INSTRUCTIONS TO FOLLOW: Omit all images. Transcribe the rest of the material below exactly.
──────── MATERIAL PROVIDED ────────
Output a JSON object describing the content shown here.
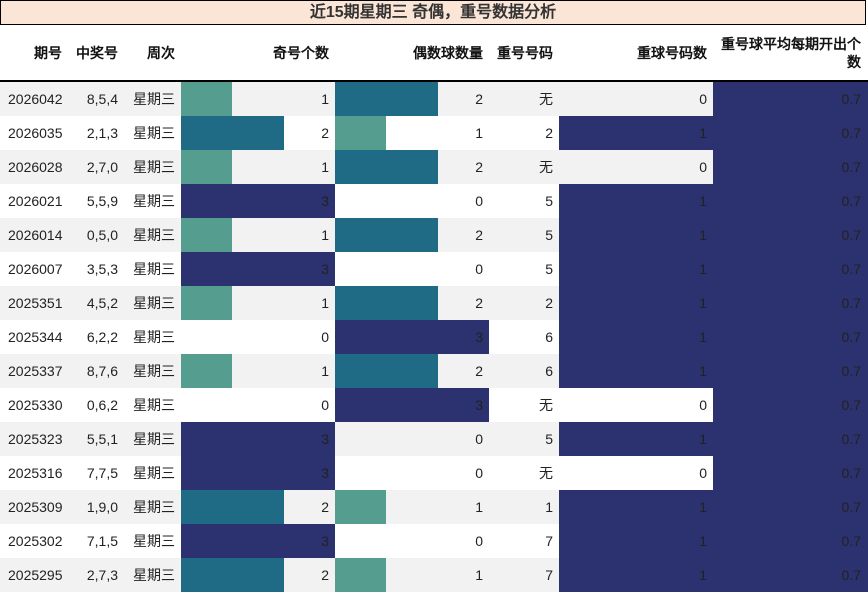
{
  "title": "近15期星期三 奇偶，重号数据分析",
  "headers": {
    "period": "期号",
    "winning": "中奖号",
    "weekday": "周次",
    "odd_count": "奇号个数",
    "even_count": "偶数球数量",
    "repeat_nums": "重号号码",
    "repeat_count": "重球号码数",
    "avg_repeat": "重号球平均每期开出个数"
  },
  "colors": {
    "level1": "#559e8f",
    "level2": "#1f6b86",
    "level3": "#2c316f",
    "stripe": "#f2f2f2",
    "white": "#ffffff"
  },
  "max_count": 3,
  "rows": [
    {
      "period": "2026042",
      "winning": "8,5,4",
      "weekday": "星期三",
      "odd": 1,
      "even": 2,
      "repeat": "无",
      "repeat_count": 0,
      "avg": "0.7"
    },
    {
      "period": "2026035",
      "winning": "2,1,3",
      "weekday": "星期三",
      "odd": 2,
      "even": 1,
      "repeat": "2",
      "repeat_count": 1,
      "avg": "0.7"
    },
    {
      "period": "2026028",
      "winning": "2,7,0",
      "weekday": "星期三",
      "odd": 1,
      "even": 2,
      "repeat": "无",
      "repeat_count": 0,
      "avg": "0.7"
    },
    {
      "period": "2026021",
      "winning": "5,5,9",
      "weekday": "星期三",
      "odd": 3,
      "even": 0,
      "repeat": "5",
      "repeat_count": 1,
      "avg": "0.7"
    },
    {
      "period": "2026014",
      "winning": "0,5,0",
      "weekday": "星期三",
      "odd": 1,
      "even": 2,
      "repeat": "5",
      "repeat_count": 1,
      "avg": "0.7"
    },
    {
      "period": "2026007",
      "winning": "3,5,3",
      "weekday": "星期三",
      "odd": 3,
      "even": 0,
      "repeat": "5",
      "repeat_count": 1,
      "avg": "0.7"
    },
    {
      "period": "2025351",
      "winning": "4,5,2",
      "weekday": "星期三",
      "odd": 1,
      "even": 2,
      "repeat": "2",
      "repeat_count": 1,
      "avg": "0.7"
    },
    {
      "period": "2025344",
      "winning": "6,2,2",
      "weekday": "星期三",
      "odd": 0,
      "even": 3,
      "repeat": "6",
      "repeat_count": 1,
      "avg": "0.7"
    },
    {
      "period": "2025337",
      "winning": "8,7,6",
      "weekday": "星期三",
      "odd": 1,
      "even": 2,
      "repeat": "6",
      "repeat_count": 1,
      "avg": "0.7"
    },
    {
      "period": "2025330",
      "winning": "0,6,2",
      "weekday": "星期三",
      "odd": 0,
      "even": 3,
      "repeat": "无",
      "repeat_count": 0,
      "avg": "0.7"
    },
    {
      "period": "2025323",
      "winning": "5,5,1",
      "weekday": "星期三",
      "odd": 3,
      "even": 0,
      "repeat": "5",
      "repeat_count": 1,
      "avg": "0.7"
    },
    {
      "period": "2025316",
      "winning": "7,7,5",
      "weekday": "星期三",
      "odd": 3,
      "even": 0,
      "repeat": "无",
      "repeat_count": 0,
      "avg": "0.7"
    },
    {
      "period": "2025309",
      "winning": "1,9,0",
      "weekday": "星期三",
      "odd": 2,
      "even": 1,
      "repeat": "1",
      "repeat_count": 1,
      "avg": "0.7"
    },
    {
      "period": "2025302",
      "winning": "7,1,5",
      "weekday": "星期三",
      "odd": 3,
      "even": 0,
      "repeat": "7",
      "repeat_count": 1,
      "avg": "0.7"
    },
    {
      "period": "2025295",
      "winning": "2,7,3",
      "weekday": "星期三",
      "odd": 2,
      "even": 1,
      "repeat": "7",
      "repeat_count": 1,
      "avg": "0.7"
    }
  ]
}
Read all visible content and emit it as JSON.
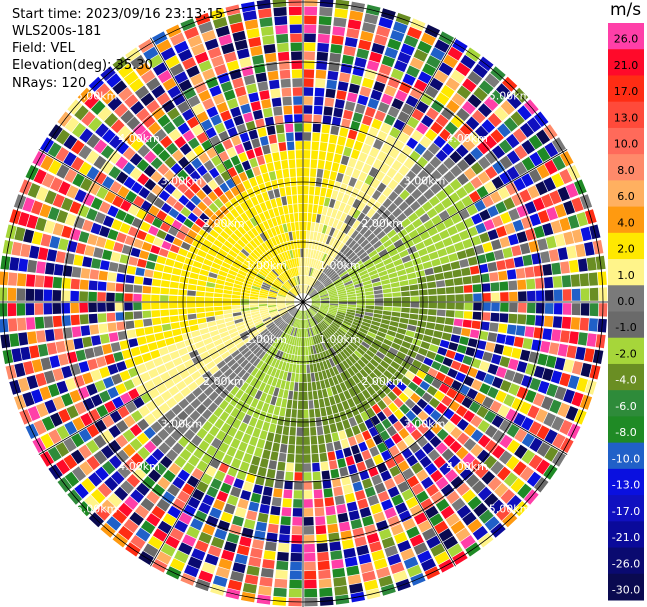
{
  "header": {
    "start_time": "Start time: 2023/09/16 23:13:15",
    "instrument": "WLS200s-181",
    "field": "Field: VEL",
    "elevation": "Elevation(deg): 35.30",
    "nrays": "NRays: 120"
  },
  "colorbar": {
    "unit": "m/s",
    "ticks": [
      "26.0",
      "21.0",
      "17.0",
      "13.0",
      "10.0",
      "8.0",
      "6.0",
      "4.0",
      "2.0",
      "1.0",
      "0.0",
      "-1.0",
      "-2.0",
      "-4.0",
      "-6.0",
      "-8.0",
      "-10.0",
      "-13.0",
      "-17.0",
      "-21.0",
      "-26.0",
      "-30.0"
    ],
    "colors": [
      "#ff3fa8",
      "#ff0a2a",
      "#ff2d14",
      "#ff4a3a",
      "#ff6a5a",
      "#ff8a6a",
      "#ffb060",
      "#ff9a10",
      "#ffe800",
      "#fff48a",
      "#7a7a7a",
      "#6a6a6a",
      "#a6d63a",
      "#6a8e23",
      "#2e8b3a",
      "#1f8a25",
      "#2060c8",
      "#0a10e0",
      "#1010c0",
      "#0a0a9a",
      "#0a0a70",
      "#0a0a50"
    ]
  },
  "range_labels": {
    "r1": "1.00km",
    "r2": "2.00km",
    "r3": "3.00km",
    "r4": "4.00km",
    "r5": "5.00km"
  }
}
────────
RESPONSE TO THIS EXERCISE:
Output a JSON object describing the content shown here.
{
  "title": "近15期星期三 奇偶，重号数据分析",
  "headers": {
    "period": "期号",
    "winning": "中奖号",
    "weekday": "周次",
    "odd_count": "奇号个数",
    "even_count": "偶数球数量",
    "repeat_nums": "重号号码",
    "repeat_count": "重球号码数",
    "avg_repeat": "重号球平均每期开出个数"
  },
  "colors": {
    "level1": "#559e8f",
    "level2": "#1f6b86",
    "level3": "#2c316f",
    "stripe": "#f2f2f2",
    "white": "#ffffff"
  },
  "max_count": 3,
  "rows": [
    {
      "period": "2026042",
      "winning": "8,5,4",
      "weekday": "星期三",
      "odd": 1,
      "even": 2,
      "repeat": "无",
      "repeat_count": 0,
      "avg": "0.7"
    },
    {
      "period": "2026035",
      "winning": "2,1,3",
      "weekday": "星期三",
      "odd": 2,
      "even": 1,
      "repeat": "2",
      "repeat_count": 1,
      "avg": "0.7"
    },
    {
      "period": "2026028",
      "winning": "2,7,0",
      "weekday": "星期三",
      "odd": 1,
      "even": 2,
      "repeat": "无",
      "repeat_count": 0,
      "avg": "0.7"
    },
    {
      "period": "2026021",
      "winning": "5,5,9",
      "weekday": "星期三",
      "odd": 3,
      "even": 0,
      "repeat": "5",
      "repeat_count": 1,
      "avg": "0.7"
    },
    {
      "period": "2026014",
      "winning": "0,5,0",
      "weekday": "星期三",
      "odd": 1,
      "even": 2,
      "repeat": "5",
      "repeat_count": 1,
      "avg": "0.7"
    },
    {
      "period": "2026007",
      "winning": "3,5,3",
      "weekday": "星期三",
      "odd": 3,
      "even": 0,
      "repeat": "5",
      "repeat_count": 1,
      "avg": "0.7"
    },
    {
      "period": "2025351",
      "winning": "4,5,2",
      "weekday": "星期三",
      "odd": 1,
      "even": 2,
      "repeat": "2",
      "repeat_count": 1,
      "avg": "0.7"
    },
    {
      "period": "2025344",
      "winning": "6,2,2",
      "weekday": "星期三",
      "odd": 0,
      "even": 3,
      "repeat": "6",
      "repeat_count": 1,
      "avg": "0.7"
    },
    {
      "period": "2025337",
      "winning": "8,7,6",
      "weekday": "星期三",
      "odd": 1,
      "even": 2,
      "repeat": "6",
      "repeat_count": 1,
      "avg": "0.7"
    },
    {
      "period": "2025330",
      "winning": "0,6,2",
      "weekday": "星期三",
      "odd": 0,
      "even": 3,
      "repeat": "无",
      "repeat_count": 0,
      "avg": "0.7"
    },
    {
      "period": "2025323",
      "winning": "5,5,1",
      "weekday": "星期三",
      "odd": 3,
      "even": 0,
      "repeat": "5",
      "repeat_count": 1,
      "avg": "0.7"
    },
    {
      "period": "2025316",
      "winning": "7,7,5",
      "weekday": "星期三",
      "odd": 3,
      "even": 0,
      "repeat": "无",
      "repeat_count": 0,
      "avg": "0.7"
    },
    {
      "period": "2025309",
      "winning": "1,9,0",
      "weekday": "星期三",
      "odd": 2,
      "even": 1,
      "repeat": "1",
      "repeat_count": 1,
      "avg": "0.7"
    },
    {
      "period": "2025302",
      "winning": "7,1,5",
      "weekday": "星期三",
      "odd": 3,
      "even": 0,
      "repeat": "7",
      "repeat_count": 1,
      "avg": "0.7"
    },
    {
      "period": "2025295",
      "winning": "2,7,3",
      "weekday": "星期三",
      "odd": 2,
      "even": 1,
      "repeat": "7",
      "repeat_count": 1,
      "avg": "0.7"
    }
  ]
}
Read all visible content and emit it as JSON.
{
  "header": {
    "start_time": "Start time: 2023/09/16 23:13:15",
    "instrument": "WLS200s-181",
    "field": "Field: VEL",
    "elevation": "Elevation(deg): 35.30",
    "nrays": "NRays: 120"
  },
  "colorbar": {
    "unit": "m/s",
    "ticks": [
      "26.0",
      "21.0",
      "17.0",
      "13.0",
      "10.0",
      "8.0",
      "6.0",
      "4.0",
      "2.0",
      "1.0",
      "0.0",
      "-1.0",
      "-2.0",
      "-4.0",
      "-6.0",
      "-8.0",
      "-10.0",
      "-13.0",
      "-17.0",
      "-21.0",
      "-26.0",
      "-30.0"
    ],
    "colors": [
      "#ff3fa8",
      "#ff0a2a",
      "#ff2d14",
      "#ff4a3a",
      "#ff6a5a",
      "#ff8a6a",
      "#ffb060",
      "#ff9a10",
      "#ffe800",
      "#fff48a",
      "#7a7a7a",
      "#6a6a6a",
      "#a6d63a",
      "#6a8e23",
      "#2e8b3a",
      "#1f8a25",
      "#2060c8",
      "#0a10e0",
      "#1010c0",
      "#0a0a9a",
      "#0a0a70",
      "#0a0a50"
    ]
  },
  "range_labels": {
    "r1": "1.00km",
    "r2": "2.00km",
    "r3": "3.00km",
    "r4": "4.00km",
    "r5": "5.00km"
  }
}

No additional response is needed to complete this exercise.